Your goal: Quote all entries exactly, leaving pictures aside.

Material for this task:
## begin

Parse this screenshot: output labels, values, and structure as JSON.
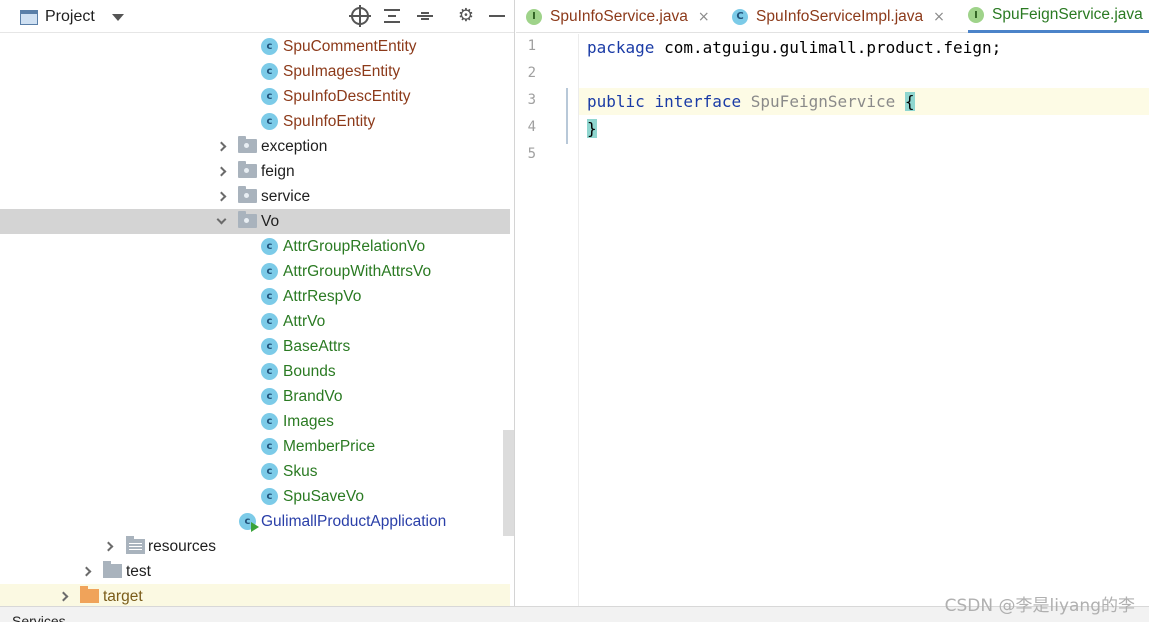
{
  "project_panel": {
    "title": "Project",
    "tools": [
      "locate-icon",
      "expand-all-icon",
      "collapse-all-icon",
      "gear-icon",
      "hide-icon"
    ],
    "tree": [
      {
        "label": "SpuCommentEntity",
        "kind": "class",
        "color": "brown"
      },
      {
        "label": "SpuImagesEntity",
        "kind": "class",
        "color": "brown"
      },
      {
        "label": "SpuInfoDescEntity",
        "kind": "class",
        "color": "brown"
      },
      {
        "label": "SpuInfoEntity",
        "kind": "class",
        "color": "brown"
      },
      {
        "label": "exception",
        "kind": "package",
        "expanded": false
      },
      {
        "label": "feign",
        "kind": "package",
        "expanded": false
      },
      {
        "label": "service",
        "kind": "package",
        "expanded": false
      },
      {
        "label": "Vo",
        "kind": "package",
        "expanded": true,
        "selected": true
      },
      {
        "label": "AttrGroupRelationVo",
        "kind": "class",
        "color": "green"
      },
      {
        "label": "AttrGroupWithAttrsVo",
        "kind": "class",
        "color": "green"
      },
      {
        "label": "AttrRespVo",
        "kind": "class",
        "color": "green"
      },
      {
        "label": "AttrVo",
        "kind": "class",
        "color": "green"
      },
      {
        "label": "BaseAttrs",
        "kind": "class",
        "color": "green"
      },
      {
        "label": "Bounds",
        "kind": "class",
        "color": "green"
      },
      {
        "label": "BrandVo",
        "kind": "class",
        "color": "green"
      },
      {
        "label": "Images",
        "kind": "class",
        "color": "green"
      },
      {
        "label": "MemberPrice",
        "kind": "class",
        "color": "green"
      },
      {
        "label": "Skus",
        "kind": "class",
        "color": "green"
      },
      {
        "label": "SpuSaveVo",
        "kind": "class",
        "color": "green"
      },
      {
        "label": "GulimallProductApplication",
        "kind": "app",
        "color": "blue"
      },
      {
        "label": "resources",
        "kind": "resources",
        "expanded": false
      },
      {
        "label": "test",
        "kind": "folder",
        "expanded": false
      },
      {
        "label": "target",
        "kind": "excluded-folder",
        "expanded": false
      }
    ]
  },
  "editor": {
    "tabs": [
      {
        "label": "SpuInfoService.java",
        "icon": "interface-icon",
        "letter": "I",
        "active": false,
        "close": "×"
      },
      {
        "label": "SpuInfoServiceImpl.java",
        "icon": "class-icon",
        "letter": "C",
        "active": false,
        "close": "×"
      },
      {
        "label": "SpuFeignService.java",
        "icon": "interface-icon",
        "letter": "I",
        "active": true
      }
    ],
    "line_numbers": [
      "1",
      "2",
      "3",
      "4",
      "5"
    ],
    "code": {
      "line1_kw": "package",
      "line1_rest": " com.atguigu.gulimall.product.feign;",
      "line3_kw1": "public",
      "line3_kw2": "interface",
      "line3_name": "SpuFeignService",
      "line3_brace": "{",
      "line4_brace": "}"
    }
  },
  "bottom": {
    "label": "Services"
  },
  "watermark": "CSDN @李是liyang的李",
  "colors": {
    "selected_row": "#d4d4d4",
    "highlight_row": "#fbf9e2",
    "keyword": "#1a3ba6",
    "brace_highlight": "#8fd6cf",
    "active_tab_underline": "#4b83c9"
  }
}
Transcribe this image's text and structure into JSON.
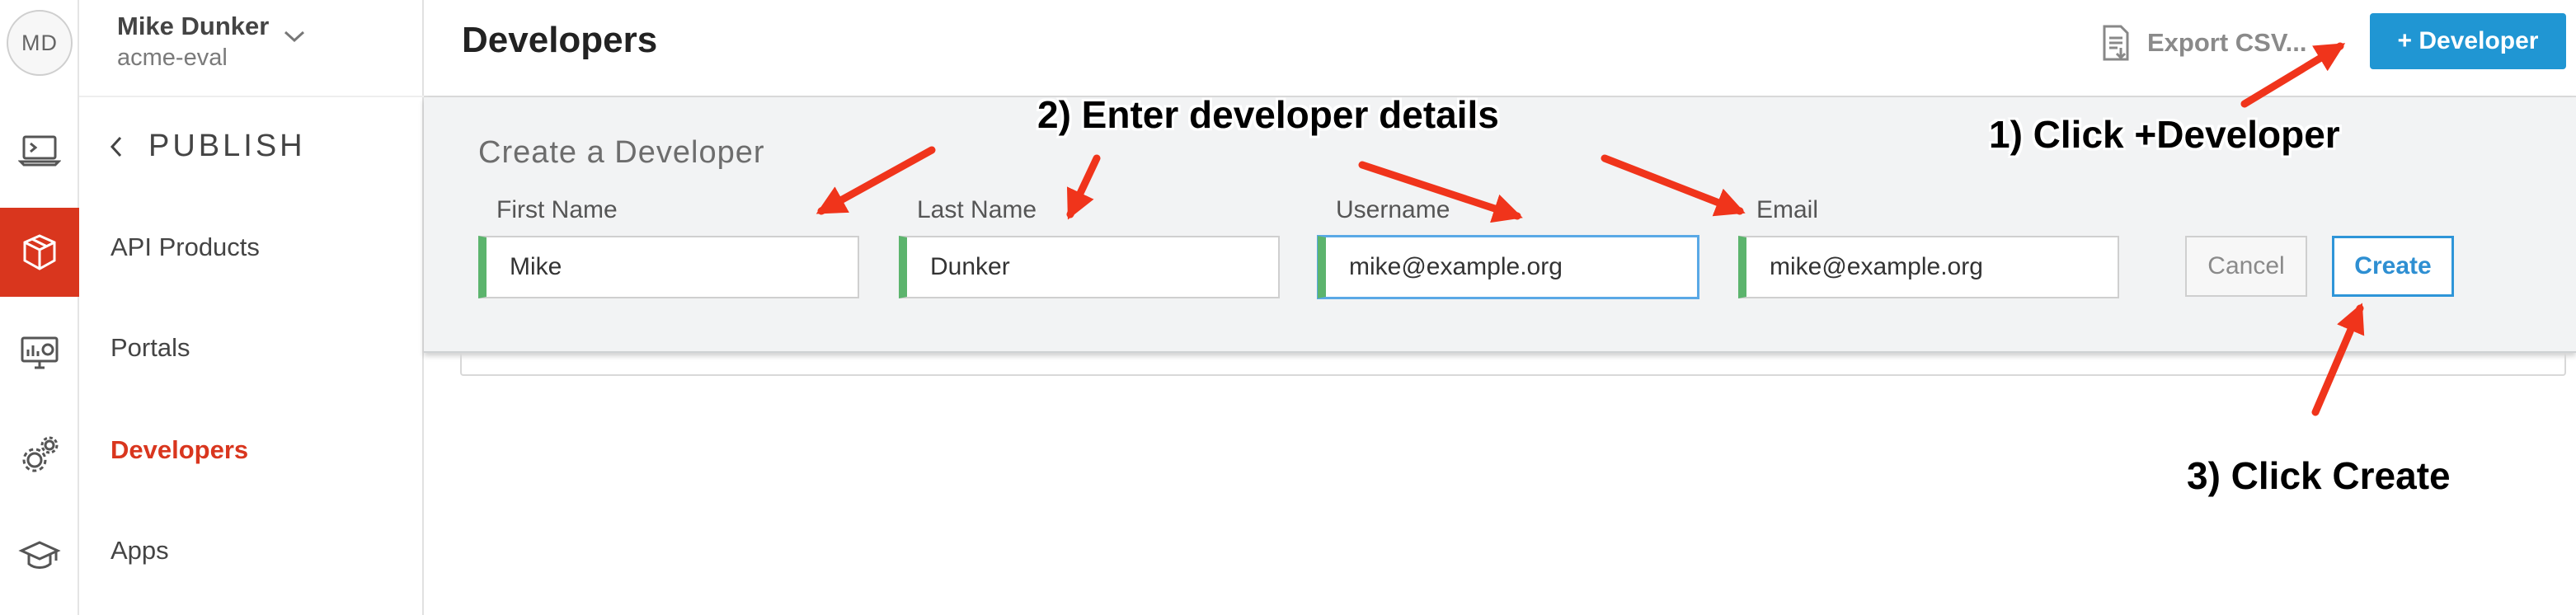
{
  "user": {
    "initials": "MD",
    "name": "Mike Dunker",
    "org": "acme-eval"
  },
  "nav": {
    "section": "PUBLISH",
    "items": [
      {
        "label": "API Products"
      },
      {
        "label": "Portals"
      },
      {
        "label": "Developers"
      },
      {
        "label": "Apps"
      }
    ]
  },
  "header": {
    "title": "Developers",
    "export_label": "Export CSV...",
    "add_developer_label": "+ Developer"
  },
  "form": {
    "title": "Create a Developer",
    "fields": [
      {
        "label": "First Name",
        "value": "Mike"
      },
      {
        "label": "Last Name",
        "value": "Dunker"
      },
      {
        "label": "Username",
        "value": "mike@example.org"
      },
      {
        "label": "Email",
        "value": "mike@example.org"
      }
    ],
    "cancel_label": "Cancel",
    "create_label": "Create"
  },
  "annotations": {
    "step1": "1) Click +Developer",
    "step2": "2) Enter developer details",
    "step3": "3) Click Create"
  },
  "colors": {
    "accent_red": "#d9361e",
    "primary_blue": "#2096d3",
    "valid_green": "#5cb46d",
    "arrow_red": "#f0341b"
  },
  "icons": [
    "terminal-icon",
    "package-icon",
    "dashboard-icon",
    "gears-icon",
    "graduation-cap-icon",
    "export-file-icon",
    "chevron-down-icon",
    "chevron-left-icon"
  ]
}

## end

Output for this task:
Parse this screenshot: output labels, values, and structure as JSON.
{
  "project_panel": {
    "title": "Project",
    "tools": [
      "locate-icon",
      "expand-all-icon",
      "collapse-all-icon",
      "gear-icon",
      "hide-icon"
    ],
    "tree": [
      {
        "label": "SpuCommentEntity",
        "kind": "class",
        "color": "brown"
      },
      {
        "label": "SpuImagesEntity",
        "kind": "class",
        "color": "brown"
      },
      {
        "label": "SpuInfoDescEntity",
        "kind": "class",
        "color": "brown"
      },
      {
        "label": "SpuInfoEntity",
        "kind": "class",
        "color": "brown"
      },
      {
        "label": "exception",
        "kind": "package",
        "expanded": false
      },
      {
        "label": "feign",
        "kind": "package",
        "expanded": false
      },
      {
        "label": "service",
        "kind": "package",
        "expanded": false
      },
      {
        "label": "Vo",
        "kind": "package",
        "expanded": true,
        "selected": true
      },
      {
        "label": "AttrGroupRelationVo",
        "kind": "class",
        "color": "green"
      },
      {
        "label": "AttrGroupWithAttrsVo",
        "kind": "class",
        "color": "green"
      },
      {
        "label": "AttrRespVo",
        "kind": "class",
        "color": "green"
      },
      {
        "label": "AttrVo",
        "kind": "class",
        "color": "green"
      },
      {
        "label": "BaseAttrs",
        "kind": "class",
        "color": "green"
      },
      {
        "label": "Bounds",
        "kind": "class",
        "color": "green"
      },
      {
        "label": "BrandVo",
        "kind": "class",
        "color": "green"
      },
      {
        "label": "Images",
        "kind": "class",
        "color": "green"
      },
      {
        "label": "MemberPrice",
        "kind": "class",
        "color": "green"
      },
      {
        "label": "Skus",
        "kind": "class",
        "color": "green"
      },
      {
        "label": "SpuSaveVo",
        "kind": "class",
        "color": "green"
      },
      {
        "label": "GulimallProductApplication",
        "kind": "app",
        "color": "blue"
      },
      {
        "label": "resources",
        "kind": "resources",
        "expanded": false
      },
      {
        "label": "test",
        "kind": "folder",
        "expanded": false
      },
      {
        "label": "target",
        "kind": "excluded-folder",
        "expanded": false
      }
    ]
  },
  "editor": {
    "tabs": [
      {
        "label": "SpuInfoService.java",
        "icon": "interface-icon",
        "letter": "I",
        "active": false,
        "close": "×"
      },
      {
        "label": "SpuInfoServiceImpl.java",
        "icon": "class-icon",
        "letter": "C",
        "active": false,
        "close": "×"
      },
      {
        "label": "SpuFeignService.java",
        "icon": "interface-icon",
        "letter": "I",
        "active": true
      }
    ],
    "line_numbers": [
      "1",
      "2",
      "3",
      "4",
      "5"
    ],
    "code": {
      "line1_kw": "package",
      "line1_rest": " com.atguigu.gulimall.product.feign;",
      "line3_kw1": "public",
      "line3_kw2": "interface",
      "line3_name": "SpuFeignService",
      "line3_brace": "{",
      "line4_brace": "}"
    }
  },
  "bottom": {
    "label": "Services"
  },
  "watermark": "CSDN @李是liyang的李",
  "colors": {
    "selected_row": "#d4d4d4",
    "highlight_row": "#fbf9e2",
    "keyword": "#1a3ba6",
    "brace_highlight": "#8fd6cf",
    "active_tab_underline": "#4b83c9"
  }
}
Transcribe this image's text and structure into JSON.
{
  "user": {
    "initials": "MD",
    "name": "Mike Dunker",
    "org": "acme-eval"
  },
  "nav": {
    "section": "PUBLISH",
    "items": [
      {
        "label": "API Products"
      },
      {
        "label": "Portals"
      },
      {
        "label": "Developers"
      },
      {
        "label": "Apps"
      }
    ]
  },
  "header": {
    "title": "Developers",
    "export_label": "Export CSV...",
    "add_developer_label": "+ Developer"
  },
  "form": {
    "title": "Create a Developer",
    "fields": [
      {
        "label": "First Name",
        "value": "Mike"
      },
      {
        "label": "Last Name",
        "value": "Dunker"
      },
      {
        "label": "Username",
        "value": "mike@example.org"
      },
      {
        "label": "Email",
        "value": "mike@example.org"
      }
    ],
    "cancel_label": "Cancel",
    "create_label": "Create"
  },
  "annotations": {
    "step1": "1) Click +Developer",
    "step2": "2) Enter developer details",
    "step3": "3) Click Create"
  },
  "colors": {
    "accent_red": "#d9361e",
    "primary_blue": "#2096d3",
    "valid_green": "#5cb46d",
    "arrow_red": "#f0341b"
  },
  "icons": [
    "terminal-icon",
    "package-icon",
    "dashboard-icon",
    "gears-icon",
    "graduation-cap-icon",
    "export-file-icon",
    "chevron-down-icon",
    "chevron-left-icon"
  ]
}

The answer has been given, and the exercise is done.